What is being asked: Convert the whole listing below into a Markdown table with the columns "Row" and "Line," giving each line its own numbered row and leaving out blank lines. Omit the pictures from the table.

--- start of Task input ---

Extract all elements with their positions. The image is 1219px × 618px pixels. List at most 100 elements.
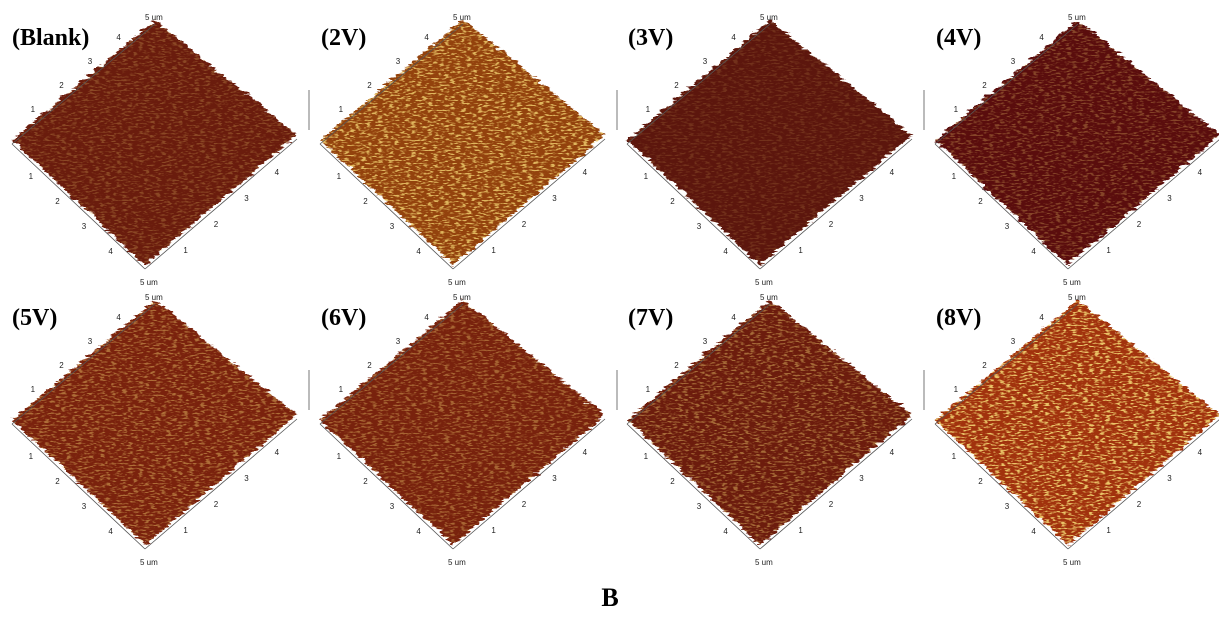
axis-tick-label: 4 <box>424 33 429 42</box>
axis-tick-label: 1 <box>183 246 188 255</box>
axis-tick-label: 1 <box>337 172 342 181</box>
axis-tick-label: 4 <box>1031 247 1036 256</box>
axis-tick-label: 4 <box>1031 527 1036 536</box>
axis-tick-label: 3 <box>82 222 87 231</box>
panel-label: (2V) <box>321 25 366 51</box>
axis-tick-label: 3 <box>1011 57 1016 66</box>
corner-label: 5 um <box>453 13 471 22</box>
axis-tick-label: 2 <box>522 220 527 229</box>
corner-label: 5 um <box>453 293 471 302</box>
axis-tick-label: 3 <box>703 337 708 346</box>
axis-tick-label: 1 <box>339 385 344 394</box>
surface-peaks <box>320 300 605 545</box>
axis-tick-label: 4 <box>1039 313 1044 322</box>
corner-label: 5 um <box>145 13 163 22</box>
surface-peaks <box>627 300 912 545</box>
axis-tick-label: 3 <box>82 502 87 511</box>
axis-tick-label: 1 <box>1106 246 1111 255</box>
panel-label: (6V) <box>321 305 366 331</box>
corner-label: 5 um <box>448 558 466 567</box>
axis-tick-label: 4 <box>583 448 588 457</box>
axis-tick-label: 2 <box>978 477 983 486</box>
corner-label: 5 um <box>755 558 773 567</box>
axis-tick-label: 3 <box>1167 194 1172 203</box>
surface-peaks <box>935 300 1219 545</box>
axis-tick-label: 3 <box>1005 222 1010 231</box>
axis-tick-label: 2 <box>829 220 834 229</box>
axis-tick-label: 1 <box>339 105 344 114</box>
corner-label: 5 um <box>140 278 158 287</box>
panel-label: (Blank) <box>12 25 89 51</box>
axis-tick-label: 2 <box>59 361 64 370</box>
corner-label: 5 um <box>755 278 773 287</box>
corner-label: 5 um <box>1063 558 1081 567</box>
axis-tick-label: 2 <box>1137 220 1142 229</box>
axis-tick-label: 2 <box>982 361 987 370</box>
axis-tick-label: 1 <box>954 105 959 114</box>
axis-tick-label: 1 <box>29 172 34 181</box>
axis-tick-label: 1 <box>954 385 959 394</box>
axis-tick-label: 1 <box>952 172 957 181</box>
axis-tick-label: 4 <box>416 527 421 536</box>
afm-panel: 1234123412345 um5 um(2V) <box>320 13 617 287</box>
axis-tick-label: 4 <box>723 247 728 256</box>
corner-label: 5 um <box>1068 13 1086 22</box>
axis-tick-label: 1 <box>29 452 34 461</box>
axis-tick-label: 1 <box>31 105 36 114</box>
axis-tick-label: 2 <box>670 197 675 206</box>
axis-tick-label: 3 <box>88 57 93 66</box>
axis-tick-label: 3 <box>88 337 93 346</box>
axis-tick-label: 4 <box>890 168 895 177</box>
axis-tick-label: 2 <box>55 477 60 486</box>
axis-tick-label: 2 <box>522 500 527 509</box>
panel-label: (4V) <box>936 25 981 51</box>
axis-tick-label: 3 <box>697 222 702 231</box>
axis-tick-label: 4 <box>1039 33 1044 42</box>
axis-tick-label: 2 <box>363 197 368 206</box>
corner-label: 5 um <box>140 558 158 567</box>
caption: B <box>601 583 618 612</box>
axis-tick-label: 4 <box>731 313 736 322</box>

--- end of Task input ---

Exercise solution:
| Row | Line |
|---|---|
| 1 | Extract all elements with their positions. The image is 1219px × 618px pixels. List at most 100 elements. |
| 2 | axis-tick-label: 4 <box>424 33 429 42</box> |
| 3 | axis-tick-label: 1 <box>183 246 188 255</box> |
| 4 | axis-tick-label: 1 <box>337 172 342 181</box> |
| 5 | axis-tick-label: 4 <box>1031 247 1036 256</box> |
| 6 | axis-tick-label: 4 <box>1031 527 1036 536</box> |
| 7 | axis-tick-label: 3 <box>82 222 87 231</box> |
| 8 | panel-label: (2V) <box>321 25 366 51</box> |
| 9 | axis-tick-label: 3 <box>1011 57 1016 66</box> |
| 10 | corner-label: 5 um <box>453 13 471 22</box> |
| 11 | axis-tick-label: 2 <box>522 220 527 229</box> |
| 12 | corner-label: 5 um <box>453 293 471 302</box> |
| 13 | axis-tick-label: 3 <box>703 337 708 346</box> |
| 14 | axis-tick-label: 1 <box>339 385 344 394</box> |
| 15 | surface-peaks <box>320 300 605 545</box> |
| 16 | axis-tick-label: 4 <box>1039 313 1044 322</box> |
| 17 | corner-label: 5 um <box>145 13 163 22</box> |
| 18 | surface-peaks <box>627 300 912 545</box> |
| 19 | axis-tick-label: 3 <box>82 502 87 511</box> |
| 20 | axis-tick-label: 1 <box>1106 246 1111 255</box> |
| 21 | panel-label: (6V) <box>321 305 366 331</box> |
| 22 | corner-label: 5 um <box>448 558 466 567</box> |
| 23 | axis-tick-label: 4 <box>583 448 588 457</box> |
| 24 | axis-tick-label: 2 <box>978 477 983 486</box> |
| 25 | corner-label: 5 um <box>755 558 773 567</box> |
| 26 | axis-tick-label: 3 <box>1167 194 1172 203</box> |
| 27 | surface-peaks <box>935 300 1219 545</box> |
| 28 | axis-tick-label: 3 <box>1005 222 1010 231</box> |
| 29 | axis-tick-label: 2 <box>829 220 834 229</box> |
| 30 | axis-tick-label: 1 <box>339 105 344 114</box> |
| 31 | corner-label: 5 um <box>140 278 158 287</box> |
| 32 | panel-label: (Blank) <box>12 25 89 51</box> |
| 33 | axis-tick-label: 2 <box>59 361 64 370</box> |
| 34 | corner-label: 5 um <box>755 278 773 287</box> |
| 35 | corner-label: 5 um <box>1063 558 1081 567</box> |
| 36 | axis-tick-label: 2 <box>1137 220 1142 229</box> |
| 37 | axis-tick-label: 2 <box>982 361 987 370</box> |
| 38 | axis-tick-label: 1 <box>954 105 959 114</box> |
| 39 | axis-tick-label: 1 <box>29 172 34 181</box> |
| 40 | axis-tick-label: 1 <box>954 385 959 394</box> |
| 41 | axis-tick-label: 1 <box>952 172 957 181</box> |
| 42 | axis-tick-label: 4 <box>416 527 421 536</box> |
| 43 | afm-panel: 1234123412345 um5 um(2V) <box>320 13 617 287</box> |
| 44 | axis-tick-label: 4 <box>723 247 728 256</box> |
| 45 | corner-label: 5 um <box>1068 13 1086 22</box> |
| 46 | axis-tick-label: 1 <box>29 452 34 461</box> |
| 47 | axis-tick-label: 1 <box>31 105 36 114</box> |
| 48 | axis-tick-label: 2 <box>670 197 675 206</box> |
| 49 | axis-tick-label: 3 <box>88 57 93 66</box> |
| 50 | axis-tick-label: 3 <box>88 337 93 346</box> |
| 51 | axis-tick-label: 4 <box>890 168 895 177</box> |
| 52 | axis-tick-label: 2 <box>55 477 60 486</box> |
| 53 | axis-tick-label: 2 <box>522 500 527 509</box> |
| 54 | panel-label: (4V) <box>936 25 981 51</box> |
| 55 | axis-tick-label: 3 <box>697 222 702 231</box> |
| 56 | axis-tick-label: 4 <box>1039 33 1044 42</box> |
| 57 | axis-tick-label: 2 <box>363 197 368 206</box> |
| 58 | corner-label: 5 um <box>140 558 158 567</box> |
| 59 | caption: B <box>601 583 618 612</box> |
| 60 | axis-tick-label: 4 <box>731 313 736 322</box> |